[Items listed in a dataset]

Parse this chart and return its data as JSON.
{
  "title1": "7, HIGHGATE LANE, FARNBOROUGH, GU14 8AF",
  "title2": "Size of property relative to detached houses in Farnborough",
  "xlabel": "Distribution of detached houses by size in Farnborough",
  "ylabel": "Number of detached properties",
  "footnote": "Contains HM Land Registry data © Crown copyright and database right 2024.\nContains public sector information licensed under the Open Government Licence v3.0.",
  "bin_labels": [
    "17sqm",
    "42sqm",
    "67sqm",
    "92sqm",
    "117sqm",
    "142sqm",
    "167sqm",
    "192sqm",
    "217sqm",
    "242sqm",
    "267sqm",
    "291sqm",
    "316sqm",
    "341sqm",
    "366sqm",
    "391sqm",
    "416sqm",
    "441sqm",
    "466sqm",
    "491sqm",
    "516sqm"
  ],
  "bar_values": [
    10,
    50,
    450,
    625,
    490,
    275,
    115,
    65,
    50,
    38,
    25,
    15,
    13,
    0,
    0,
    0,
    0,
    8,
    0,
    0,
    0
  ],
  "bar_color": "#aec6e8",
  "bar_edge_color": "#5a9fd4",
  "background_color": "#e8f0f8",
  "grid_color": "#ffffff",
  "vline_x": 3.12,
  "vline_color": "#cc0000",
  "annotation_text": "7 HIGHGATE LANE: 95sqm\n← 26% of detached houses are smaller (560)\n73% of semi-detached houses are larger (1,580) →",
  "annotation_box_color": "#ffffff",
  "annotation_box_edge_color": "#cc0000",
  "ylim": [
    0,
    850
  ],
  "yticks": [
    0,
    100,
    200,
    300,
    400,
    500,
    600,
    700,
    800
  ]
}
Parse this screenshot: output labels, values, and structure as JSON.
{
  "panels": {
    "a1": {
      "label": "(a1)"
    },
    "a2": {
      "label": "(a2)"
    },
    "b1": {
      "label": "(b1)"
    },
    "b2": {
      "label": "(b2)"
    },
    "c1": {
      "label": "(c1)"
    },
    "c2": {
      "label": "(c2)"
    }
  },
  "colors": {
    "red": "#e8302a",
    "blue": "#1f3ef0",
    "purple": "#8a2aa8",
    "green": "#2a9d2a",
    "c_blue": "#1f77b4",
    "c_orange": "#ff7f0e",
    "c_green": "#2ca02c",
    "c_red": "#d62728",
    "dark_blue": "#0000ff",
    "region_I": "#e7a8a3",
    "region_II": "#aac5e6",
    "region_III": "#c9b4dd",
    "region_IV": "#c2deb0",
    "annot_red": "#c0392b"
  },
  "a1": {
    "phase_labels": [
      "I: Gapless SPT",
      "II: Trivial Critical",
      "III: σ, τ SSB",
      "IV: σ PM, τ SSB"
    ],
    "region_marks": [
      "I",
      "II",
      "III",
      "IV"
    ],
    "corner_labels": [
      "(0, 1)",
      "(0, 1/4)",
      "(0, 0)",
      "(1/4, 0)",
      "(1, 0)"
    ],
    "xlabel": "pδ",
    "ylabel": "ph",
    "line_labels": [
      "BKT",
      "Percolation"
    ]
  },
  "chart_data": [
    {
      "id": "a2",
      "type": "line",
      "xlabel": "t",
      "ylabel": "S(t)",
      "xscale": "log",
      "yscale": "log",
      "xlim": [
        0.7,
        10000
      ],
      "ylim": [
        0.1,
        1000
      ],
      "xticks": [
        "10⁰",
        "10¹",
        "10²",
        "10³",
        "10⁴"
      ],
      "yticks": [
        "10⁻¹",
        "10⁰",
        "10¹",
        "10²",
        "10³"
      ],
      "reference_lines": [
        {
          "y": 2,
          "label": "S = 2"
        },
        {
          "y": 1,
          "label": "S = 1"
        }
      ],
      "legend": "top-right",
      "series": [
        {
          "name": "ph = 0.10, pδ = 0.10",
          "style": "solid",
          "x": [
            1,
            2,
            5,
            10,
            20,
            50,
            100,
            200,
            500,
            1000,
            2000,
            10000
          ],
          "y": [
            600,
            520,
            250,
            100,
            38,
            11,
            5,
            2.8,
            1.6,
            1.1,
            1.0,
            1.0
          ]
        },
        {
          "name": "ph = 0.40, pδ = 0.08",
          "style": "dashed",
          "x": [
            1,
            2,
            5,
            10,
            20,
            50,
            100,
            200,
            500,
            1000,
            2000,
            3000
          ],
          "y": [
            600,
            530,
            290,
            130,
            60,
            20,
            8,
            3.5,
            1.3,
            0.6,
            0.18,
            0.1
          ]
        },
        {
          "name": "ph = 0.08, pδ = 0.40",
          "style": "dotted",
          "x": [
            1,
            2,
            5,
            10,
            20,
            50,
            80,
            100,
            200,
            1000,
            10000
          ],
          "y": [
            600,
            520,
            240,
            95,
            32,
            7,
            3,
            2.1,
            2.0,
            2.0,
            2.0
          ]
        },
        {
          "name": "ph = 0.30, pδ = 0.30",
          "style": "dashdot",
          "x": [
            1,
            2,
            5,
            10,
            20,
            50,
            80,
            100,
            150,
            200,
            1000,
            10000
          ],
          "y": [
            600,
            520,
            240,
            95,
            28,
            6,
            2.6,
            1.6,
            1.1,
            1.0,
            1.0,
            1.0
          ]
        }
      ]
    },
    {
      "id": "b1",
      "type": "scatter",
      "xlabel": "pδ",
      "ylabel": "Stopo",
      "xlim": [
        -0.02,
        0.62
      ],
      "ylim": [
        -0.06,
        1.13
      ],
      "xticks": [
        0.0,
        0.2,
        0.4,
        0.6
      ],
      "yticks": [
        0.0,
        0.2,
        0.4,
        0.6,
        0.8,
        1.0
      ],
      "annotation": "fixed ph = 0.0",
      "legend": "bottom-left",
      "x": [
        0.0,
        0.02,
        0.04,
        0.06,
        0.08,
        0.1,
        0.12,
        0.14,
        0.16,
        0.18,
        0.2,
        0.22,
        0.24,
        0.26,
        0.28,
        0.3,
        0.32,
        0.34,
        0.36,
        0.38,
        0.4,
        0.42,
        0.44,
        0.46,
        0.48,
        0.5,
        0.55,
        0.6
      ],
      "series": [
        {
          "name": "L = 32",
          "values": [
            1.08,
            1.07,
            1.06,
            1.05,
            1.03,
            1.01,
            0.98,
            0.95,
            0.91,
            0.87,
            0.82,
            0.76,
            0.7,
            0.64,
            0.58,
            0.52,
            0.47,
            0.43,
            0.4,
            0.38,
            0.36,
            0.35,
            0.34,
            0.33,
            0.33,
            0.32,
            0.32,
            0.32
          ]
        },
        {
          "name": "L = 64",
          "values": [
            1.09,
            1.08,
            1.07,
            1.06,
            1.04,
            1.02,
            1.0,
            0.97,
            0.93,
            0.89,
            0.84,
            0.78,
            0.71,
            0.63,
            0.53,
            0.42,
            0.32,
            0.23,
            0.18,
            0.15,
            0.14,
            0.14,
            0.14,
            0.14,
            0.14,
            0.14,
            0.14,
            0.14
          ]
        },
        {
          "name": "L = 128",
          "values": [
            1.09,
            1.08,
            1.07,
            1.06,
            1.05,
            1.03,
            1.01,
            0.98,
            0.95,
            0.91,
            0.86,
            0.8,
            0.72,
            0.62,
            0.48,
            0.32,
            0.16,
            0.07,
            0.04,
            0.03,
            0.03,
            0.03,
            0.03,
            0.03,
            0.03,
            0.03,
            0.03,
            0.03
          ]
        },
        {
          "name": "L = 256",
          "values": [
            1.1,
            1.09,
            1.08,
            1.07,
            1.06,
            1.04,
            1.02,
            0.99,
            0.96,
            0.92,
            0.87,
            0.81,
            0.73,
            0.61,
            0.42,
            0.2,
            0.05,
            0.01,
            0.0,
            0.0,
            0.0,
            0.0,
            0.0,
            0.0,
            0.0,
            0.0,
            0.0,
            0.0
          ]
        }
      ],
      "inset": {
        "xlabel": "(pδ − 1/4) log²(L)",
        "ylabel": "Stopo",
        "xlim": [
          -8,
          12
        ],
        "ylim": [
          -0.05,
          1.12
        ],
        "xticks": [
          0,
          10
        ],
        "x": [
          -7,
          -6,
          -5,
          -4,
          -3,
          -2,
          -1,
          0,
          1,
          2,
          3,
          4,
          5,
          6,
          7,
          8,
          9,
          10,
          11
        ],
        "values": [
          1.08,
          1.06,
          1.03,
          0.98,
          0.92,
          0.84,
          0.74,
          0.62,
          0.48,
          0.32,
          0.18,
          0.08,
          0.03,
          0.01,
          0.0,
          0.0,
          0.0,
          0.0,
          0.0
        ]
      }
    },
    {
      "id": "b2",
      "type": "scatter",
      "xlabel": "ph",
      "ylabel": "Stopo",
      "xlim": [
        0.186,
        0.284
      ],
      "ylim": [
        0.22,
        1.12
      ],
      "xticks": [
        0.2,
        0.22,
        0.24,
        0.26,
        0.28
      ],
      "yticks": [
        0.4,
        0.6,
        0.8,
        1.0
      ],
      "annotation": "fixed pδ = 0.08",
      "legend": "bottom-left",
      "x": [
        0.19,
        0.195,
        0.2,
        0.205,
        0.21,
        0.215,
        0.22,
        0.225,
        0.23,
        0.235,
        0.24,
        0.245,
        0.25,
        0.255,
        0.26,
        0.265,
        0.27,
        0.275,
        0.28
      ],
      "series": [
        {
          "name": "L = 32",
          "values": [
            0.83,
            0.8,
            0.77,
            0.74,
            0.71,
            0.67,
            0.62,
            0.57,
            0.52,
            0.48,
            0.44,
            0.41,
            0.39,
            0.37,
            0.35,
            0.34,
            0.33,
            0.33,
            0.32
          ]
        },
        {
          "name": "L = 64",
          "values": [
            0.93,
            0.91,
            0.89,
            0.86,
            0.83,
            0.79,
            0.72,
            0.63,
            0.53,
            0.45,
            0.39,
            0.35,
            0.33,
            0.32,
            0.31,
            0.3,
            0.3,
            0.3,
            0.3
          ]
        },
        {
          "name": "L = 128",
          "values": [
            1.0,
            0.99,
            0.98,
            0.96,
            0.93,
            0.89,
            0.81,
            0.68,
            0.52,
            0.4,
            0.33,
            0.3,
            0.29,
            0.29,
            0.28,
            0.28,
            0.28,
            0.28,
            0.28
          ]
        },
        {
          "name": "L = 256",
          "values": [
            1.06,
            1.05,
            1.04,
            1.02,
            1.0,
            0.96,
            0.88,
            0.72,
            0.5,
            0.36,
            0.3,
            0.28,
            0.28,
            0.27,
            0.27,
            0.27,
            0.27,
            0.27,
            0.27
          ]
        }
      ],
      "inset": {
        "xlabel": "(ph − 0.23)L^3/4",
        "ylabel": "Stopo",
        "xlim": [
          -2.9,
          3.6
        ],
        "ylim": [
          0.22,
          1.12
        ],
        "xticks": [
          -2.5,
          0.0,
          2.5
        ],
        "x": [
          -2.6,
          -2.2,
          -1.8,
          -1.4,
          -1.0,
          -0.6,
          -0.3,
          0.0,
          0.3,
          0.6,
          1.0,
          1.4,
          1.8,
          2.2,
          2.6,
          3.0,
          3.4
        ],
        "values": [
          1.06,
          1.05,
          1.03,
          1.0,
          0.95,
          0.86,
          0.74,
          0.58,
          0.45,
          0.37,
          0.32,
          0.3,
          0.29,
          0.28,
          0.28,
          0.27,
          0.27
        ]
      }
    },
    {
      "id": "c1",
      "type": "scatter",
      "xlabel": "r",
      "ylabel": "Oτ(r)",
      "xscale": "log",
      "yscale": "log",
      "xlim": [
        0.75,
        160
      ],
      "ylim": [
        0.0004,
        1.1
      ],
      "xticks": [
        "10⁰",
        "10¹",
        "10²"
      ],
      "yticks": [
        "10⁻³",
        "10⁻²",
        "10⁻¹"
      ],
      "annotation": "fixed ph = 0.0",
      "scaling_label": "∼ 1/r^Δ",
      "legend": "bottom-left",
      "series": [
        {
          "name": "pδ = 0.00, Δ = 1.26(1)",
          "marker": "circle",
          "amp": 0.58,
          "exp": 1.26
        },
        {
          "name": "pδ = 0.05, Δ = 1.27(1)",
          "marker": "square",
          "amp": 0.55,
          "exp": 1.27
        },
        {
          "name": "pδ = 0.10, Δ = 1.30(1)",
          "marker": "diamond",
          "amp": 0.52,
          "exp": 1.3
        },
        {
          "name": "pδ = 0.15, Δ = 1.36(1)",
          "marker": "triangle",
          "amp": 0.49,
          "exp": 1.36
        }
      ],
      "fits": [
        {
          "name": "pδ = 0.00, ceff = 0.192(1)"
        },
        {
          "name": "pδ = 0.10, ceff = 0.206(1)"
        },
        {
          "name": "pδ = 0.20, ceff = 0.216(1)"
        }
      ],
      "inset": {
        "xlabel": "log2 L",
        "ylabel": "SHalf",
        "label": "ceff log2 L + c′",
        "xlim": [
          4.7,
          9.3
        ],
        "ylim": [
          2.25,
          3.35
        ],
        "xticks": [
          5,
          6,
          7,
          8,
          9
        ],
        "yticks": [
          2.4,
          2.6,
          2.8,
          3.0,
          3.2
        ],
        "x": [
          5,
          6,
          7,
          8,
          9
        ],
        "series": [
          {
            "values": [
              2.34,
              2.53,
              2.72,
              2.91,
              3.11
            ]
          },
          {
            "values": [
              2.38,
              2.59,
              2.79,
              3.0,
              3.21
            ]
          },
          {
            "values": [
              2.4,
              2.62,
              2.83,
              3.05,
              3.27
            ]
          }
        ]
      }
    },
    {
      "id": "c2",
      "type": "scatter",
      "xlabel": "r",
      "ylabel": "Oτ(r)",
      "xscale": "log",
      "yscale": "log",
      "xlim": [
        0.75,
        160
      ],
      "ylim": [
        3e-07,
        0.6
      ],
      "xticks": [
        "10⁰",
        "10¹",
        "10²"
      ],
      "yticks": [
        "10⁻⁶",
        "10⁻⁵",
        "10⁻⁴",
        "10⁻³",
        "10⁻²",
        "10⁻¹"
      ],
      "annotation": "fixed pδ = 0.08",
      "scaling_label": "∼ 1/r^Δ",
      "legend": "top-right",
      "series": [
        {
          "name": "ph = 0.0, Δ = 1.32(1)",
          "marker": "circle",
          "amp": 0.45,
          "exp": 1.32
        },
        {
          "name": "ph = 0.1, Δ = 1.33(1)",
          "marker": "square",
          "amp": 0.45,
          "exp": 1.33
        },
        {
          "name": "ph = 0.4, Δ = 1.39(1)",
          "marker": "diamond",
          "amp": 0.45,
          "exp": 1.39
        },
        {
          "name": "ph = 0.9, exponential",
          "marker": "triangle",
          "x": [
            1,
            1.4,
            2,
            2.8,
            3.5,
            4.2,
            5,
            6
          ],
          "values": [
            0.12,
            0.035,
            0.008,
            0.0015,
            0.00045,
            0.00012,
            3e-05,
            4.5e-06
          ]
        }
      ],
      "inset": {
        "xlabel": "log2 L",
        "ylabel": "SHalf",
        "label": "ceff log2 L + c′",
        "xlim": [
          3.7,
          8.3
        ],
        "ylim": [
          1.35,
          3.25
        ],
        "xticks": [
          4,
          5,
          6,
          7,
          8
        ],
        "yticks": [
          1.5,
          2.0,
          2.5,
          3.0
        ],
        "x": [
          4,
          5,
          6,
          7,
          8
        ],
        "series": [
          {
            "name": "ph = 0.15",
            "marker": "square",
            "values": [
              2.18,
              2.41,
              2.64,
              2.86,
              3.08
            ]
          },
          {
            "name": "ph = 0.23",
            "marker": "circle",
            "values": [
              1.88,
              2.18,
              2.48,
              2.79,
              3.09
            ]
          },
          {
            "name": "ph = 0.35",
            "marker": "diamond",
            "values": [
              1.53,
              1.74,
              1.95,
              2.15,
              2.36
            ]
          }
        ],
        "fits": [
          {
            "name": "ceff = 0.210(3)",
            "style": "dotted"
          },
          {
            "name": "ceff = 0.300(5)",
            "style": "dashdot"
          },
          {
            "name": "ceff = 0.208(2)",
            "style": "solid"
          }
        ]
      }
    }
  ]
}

AIM
Pull out every line in the material above where "xlabel" occurs.

RESULT OF THE EXERCISE
  "xlabel": "Distribution of detached houses by size in Farnborough",
    "xlabel": "pδ",
      "xlabel": "t",
      "xlabel": "pδ",
        "xlabel": "(pδ − 1/4) log²(L)",
      "xlabel": "ph",
        "xlabel": "(ph − 0.23)L^3/4",
      "xlabel": "r",
        "xlabel": "log2 L",
      "xlabel": "r",
        "xlabel": "log2 L",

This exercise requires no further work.